* WHAT YOU SHOULD DO
Tally the lines containing the word "this" and give the total alone.

Figure record extracts
======

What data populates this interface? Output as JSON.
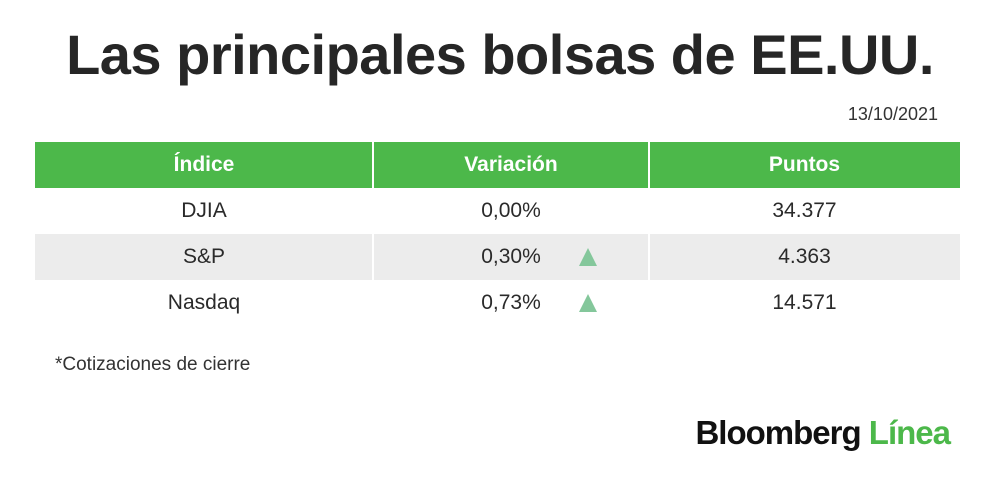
{
  "header": {
    "title": "Las principales bolsas de EE.UU.",
    "date": "13/10/2021"
  },
  "table": {
    "columns": [
      "Índice",
      "Variación",
      "Puntos"
    ],
    "rows": [
      [
        "DJIA",
        "0,00%",
        "34.377"
      ],
      [
        "S&P",
        "0,30%",
        "4.363"
      ],
      [
        "Nasdaq",
        "0,73%",
        "14.571"
      ]
    ]
  },
  "footnote": "*Cotizaciones de cierre",
  "footer": {
    "brand": "Bloomberg",
    "brand_accent": "Línea"
  }
}
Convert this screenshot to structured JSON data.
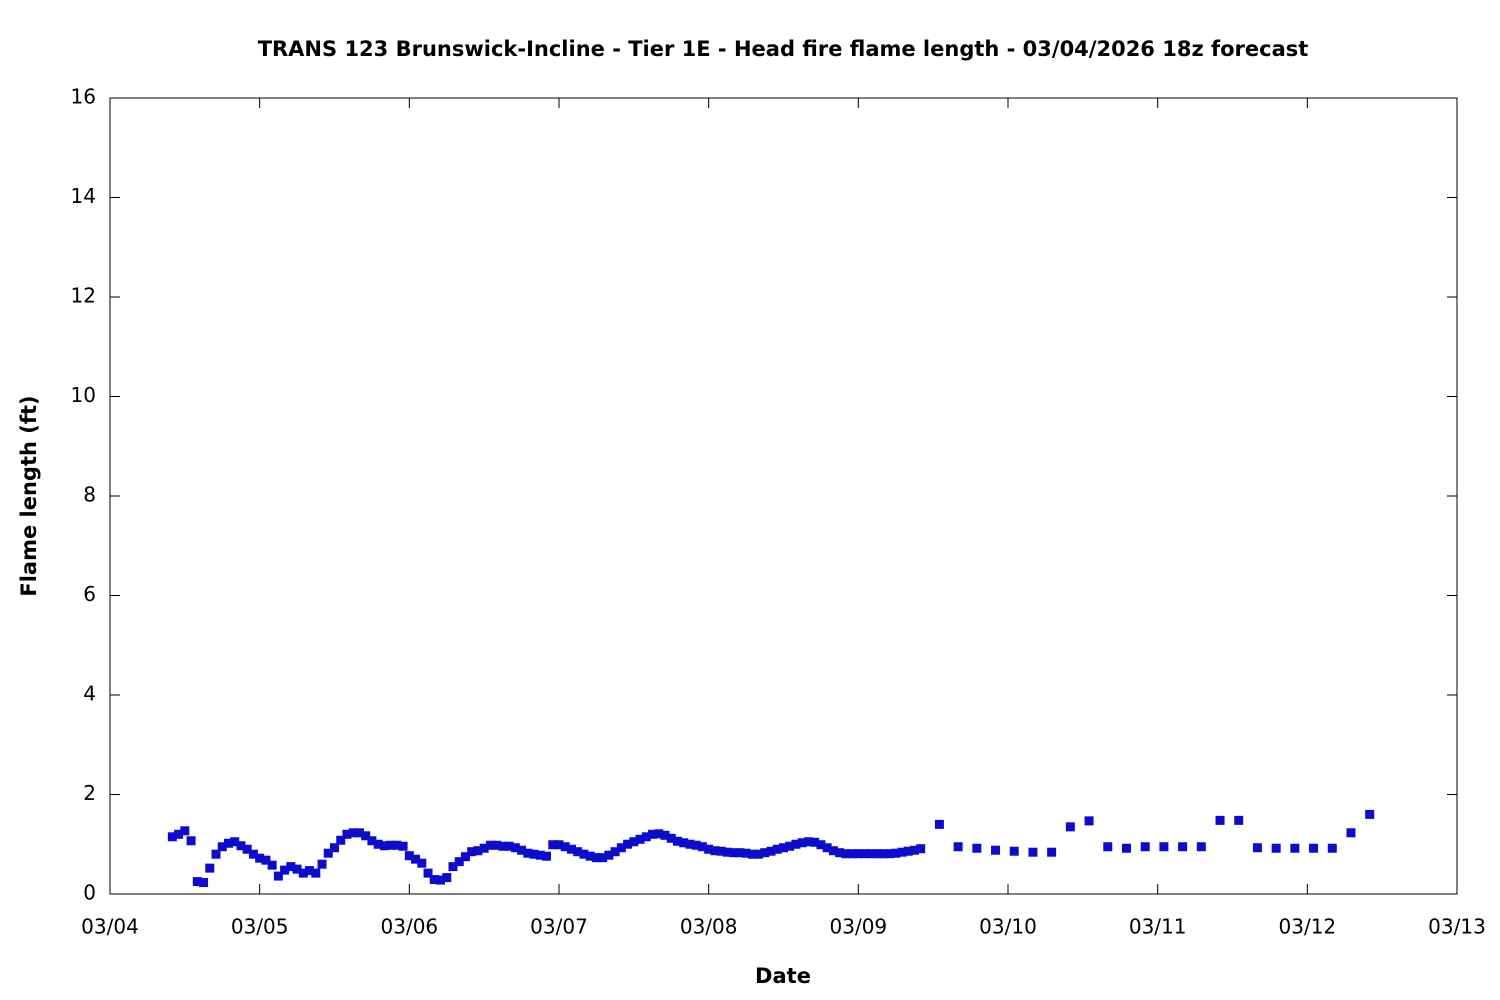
{
  "chart_data": {
    "type": "scatter",
    "title": "TRANS 123 Brunswick-Incline - Tier 1E - Head fire flame length - 03/04/2026 18z forecast",
    "x_label": "Date",
    "y_label": "Flame length (ft)",
    "x": [
      10,
      11,
      12,
      13,
      14,
      15,
      16,
      17,
      18,
      19,
      20,
      21,
      22,
      23,
      24,
      25,
      26,
      27,
      28,
      29,
      30,
      31,
      32,
      33,
      34,
      35,
      36,
      37,
      38,
      39,
      40,
      41,
      42,
      43,
      44,
      45,
      46,
      47,
      48,
      49,
      50,
      51,
      52,
      53,
      54,
      55,
      56,
      57,
      58,
      59,
      60,
      61,
      62,
      63,
      64,
      65,
      66,
      67,
      68,
      69,
      70,
      71,
      72,
      73,
      74,
      75,
      76,
      77,
      78,
      79,
      80,
      81,
      82,
      83,
      84,
      85,
      86,
      87,
      88,
      89,
      90,
      91,
      92,
      93,
      94,
      95,
      96,
      97,
      98,
      99,
      100,
      101,
      102,
      103,
      104,
      105,
      106,
      107,
      108,
      109,
      110,
      111,
      112,
      113,
      114,
      115,
      116,
      117,
      118,
      119,
      120,
      121,
      122,
      123,
      124,
      125,
      126,
      127,
      128,
      129,
      130,
      133,
      136,
      139,
      142,
      145,
      148,
      151,
      154,
      157,
      160,
      163,
      166,
      169,
      172,
      175,
      178,
      181,
      184,
      187,
      190,
      193,
      196,
      199,
      202
    ],
    "values": [
      1.15,
      1.2,
      1.27,
      1.07,
      0.25,
      0.23,
      0.52,
      0.8,
      0.95,
      1.02,
      1.05,
      0.97,
      0.9,
      0.8,
      0.72,
      0.68,
      0.58,
      0.36,
      0.48,
      0.55,
      0.5,
      0.42,
      0.47,
      0.42,
      0.6,
      0.82,
      0.93,
      1.08,
      1.2,
      1.23,
      1.23,
      1.17,
      1.07,
      1.0,
      0.97,
      0.98,
      0.98,
      0.96,
      0.77,
      0.7,
      0.62,
      0.42,
      0.29,
      0.28,
      0.33,
      0.55,
      0.65,
      0.75,
      0.85,
      0.87,
      0.92,
      0.98,
      0.98,
      0.96,
      0.96,
      0.93,
      0.88,
      0.82,
      0.8,
      0.78,
      0.76,
      0.99,
      0.99,
      0.95,
      0.9,
      0.85,
      0.8,
      0.76,
      0.73,
      0.73,
      0.78,
      0.85,
      0.93,
      1.0,
      1.05,
      1.1,
      1.15,
      1.2,
      1.21,
      1.18,
      1.12,
      1.06,
      1.03,
      1.0,
      0.98,
      0.95,
      0.9,
      0.87,
      0.86,
      0.84,
      0.83,
      0.83,
      0.82,
      0.8,
      0.8,
      0.83,
      0.86,
      0.9,
      0.93,
      0.96,
      1.0,
      1.03,
      1.05,
      1.04,
      0.99,
      0.93,
      0.87,
      0.83,
      0.81,
      0.81,
      0.81,
      0.81,
      0.81,
      0.81,
      0.81,
      0.81,
      0.82,
      0.84,
      0.86,
      0.88,
      0.91,
      1.4,
      0.95,
      0.92,
      0.88,
      0.86,
      0.84,
      0.84,
      1.35,
      1.47,
      0.95,
      0.92,
      0.95,
      0.95,
      0.95,
      0.95,
      1.48,
      1.48,
      0.93,
      0.92,
      0.92,
      0.92,
      0.92,
      1.23,
      1.6
    ],
    "color": "#0c0ccc",
    "xlim": [
      0,
      216
    ],
    "xticks": [
      {
        "value": 0,
        "label": "03/04"
      },
      {
        "value": 24,
        "label": "03/05"
      },
      {
        "value": 48,
        "label": "03/06"
      },
      {
        "value": 72,
        "label": "03/07"
      },
      {
        "value": 96,
        "label": "03/08"
      },
      {
        "value": 120,
        "label": "03/09"
      },
      {
        "value": 144,
        "label": "03/10"
      },
      {
        "value": 168,
        "label": "03/11"
      },
      {
        "value": 192,
        "label": "03/12"
      },
      {
        "value": 216,
        "label": "03/13"
      }
    ],
    "ylim": [
      0,
      16
    ],
    "yticks": [
      0,
      2,
      4,
      6,
      8,
      10,
      12,
      14,
      16
    ]
  }
}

======

* THE COMPLETED TASK
2